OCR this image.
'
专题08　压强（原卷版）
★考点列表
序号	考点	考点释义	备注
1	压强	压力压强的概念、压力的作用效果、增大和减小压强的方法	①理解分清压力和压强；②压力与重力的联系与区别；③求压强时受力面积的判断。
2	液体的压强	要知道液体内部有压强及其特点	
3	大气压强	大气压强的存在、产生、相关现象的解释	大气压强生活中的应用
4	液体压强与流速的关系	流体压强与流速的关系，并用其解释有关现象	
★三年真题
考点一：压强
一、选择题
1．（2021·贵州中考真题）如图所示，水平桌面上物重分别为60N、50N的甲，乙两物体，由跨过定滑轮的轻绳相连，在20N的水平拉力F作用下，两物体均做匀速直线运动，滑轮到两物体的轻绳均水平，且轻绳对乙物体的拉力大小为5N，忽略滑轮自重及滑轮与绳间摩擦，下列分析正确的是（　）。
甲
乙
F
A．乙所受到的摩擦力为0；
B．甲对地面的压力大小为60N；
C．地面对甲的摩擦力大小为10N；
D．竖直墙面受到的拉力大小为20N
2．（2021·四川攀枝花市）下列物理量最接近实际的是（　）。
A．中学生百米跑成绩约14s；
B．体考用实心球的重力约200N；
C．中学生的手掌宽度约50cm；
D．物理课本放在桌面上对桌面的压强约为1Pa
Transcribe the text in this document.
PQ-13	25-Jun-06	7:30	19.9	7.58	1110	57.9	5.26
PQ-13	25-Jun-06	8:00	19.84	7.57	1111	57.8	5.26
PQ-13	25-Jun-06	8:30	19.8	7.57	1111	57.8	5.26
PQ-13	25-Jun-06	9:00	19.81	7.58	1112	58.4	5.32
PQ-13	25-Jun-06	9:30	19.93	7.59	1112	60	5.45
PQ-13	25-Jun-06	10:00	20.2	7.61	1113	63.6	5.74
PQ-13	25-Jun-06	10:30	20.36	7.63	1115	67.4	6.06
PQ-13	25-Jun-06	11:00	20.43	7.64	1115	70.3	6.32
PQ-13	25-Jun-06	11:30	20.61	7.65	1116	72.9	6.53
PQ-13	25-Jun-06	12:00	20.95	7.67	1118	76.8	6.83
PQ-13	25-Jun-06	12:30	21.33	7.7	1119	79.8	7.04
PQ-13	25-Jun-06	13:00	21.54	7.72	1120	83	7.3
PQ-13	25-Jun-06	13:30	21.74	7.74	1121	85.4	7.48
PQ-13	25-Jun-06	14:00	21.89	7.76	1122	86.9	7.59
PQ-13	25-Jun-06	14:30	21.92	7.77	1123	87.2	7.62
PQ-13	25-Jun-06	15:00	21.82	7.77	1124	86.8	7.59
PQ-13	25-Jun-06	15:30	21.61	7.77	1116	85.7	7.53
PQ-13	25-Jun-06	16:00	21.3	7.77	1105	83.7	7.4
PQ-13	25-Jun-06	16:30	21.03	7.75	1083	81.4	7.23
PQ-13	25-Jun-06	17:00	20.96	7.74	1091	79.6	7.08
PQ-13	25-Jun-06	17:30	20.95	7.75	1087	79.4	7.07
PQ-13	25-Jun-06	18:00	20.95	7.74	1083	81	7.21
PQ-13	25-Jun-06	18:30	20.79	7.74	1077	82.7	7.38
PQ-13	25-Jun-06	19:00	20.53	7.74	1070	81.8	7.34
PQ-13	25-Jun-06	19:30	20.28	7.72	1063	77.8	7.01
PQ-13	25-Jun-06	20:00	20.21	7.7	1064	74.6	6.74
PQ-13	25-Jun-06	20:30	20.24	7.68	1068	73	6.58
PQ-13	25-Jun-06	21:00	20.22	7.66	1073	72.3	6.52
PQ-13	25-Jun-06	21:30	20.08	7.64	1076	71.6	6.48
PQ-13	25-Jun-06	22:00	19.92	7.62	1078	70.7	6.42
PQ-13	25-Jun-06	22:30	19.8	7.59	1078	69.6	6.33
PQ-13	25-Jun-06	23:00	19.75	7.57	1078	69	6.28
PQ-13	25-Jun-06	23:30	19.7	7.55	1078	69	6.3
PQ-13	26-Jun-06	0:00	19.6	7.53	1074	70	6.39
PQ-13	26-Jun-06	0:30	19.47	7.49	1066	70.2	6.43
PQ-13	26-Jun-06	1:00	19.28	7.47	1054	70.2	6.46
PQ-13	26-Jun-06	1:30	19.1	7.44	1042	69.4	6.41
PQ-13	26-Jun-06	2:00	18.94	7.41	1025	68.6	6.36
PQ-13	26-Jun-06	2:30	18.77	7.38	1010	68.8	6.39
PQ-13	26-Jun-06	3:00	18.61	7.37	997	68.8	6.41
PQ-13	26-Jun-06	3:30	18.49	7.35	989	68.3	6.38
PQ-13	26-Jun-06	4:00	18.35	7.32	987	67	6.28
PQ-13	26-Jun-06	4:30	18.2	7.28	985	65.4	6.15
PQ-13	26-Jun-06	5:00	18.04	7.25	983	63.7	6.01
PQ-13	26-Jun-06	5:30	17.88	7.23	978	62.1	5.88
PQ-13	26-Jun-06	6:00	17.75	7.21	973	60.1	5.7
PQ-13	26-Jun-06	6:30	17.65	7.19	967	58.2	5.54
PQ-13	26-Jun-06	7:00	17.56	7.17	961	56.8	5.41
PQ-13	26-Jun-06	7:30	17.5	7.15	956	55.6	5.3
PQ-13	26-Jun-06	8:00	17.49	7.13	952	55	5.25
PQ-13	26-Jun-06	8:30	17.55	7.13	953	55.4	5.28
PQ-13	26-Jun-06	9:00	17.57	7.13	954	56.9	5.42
################
WORK TO BE COMPLETED: Report every line in the data above in which the word "this" appears.

TASK RESULT:
OCR this image.
Transcribe the text in this document.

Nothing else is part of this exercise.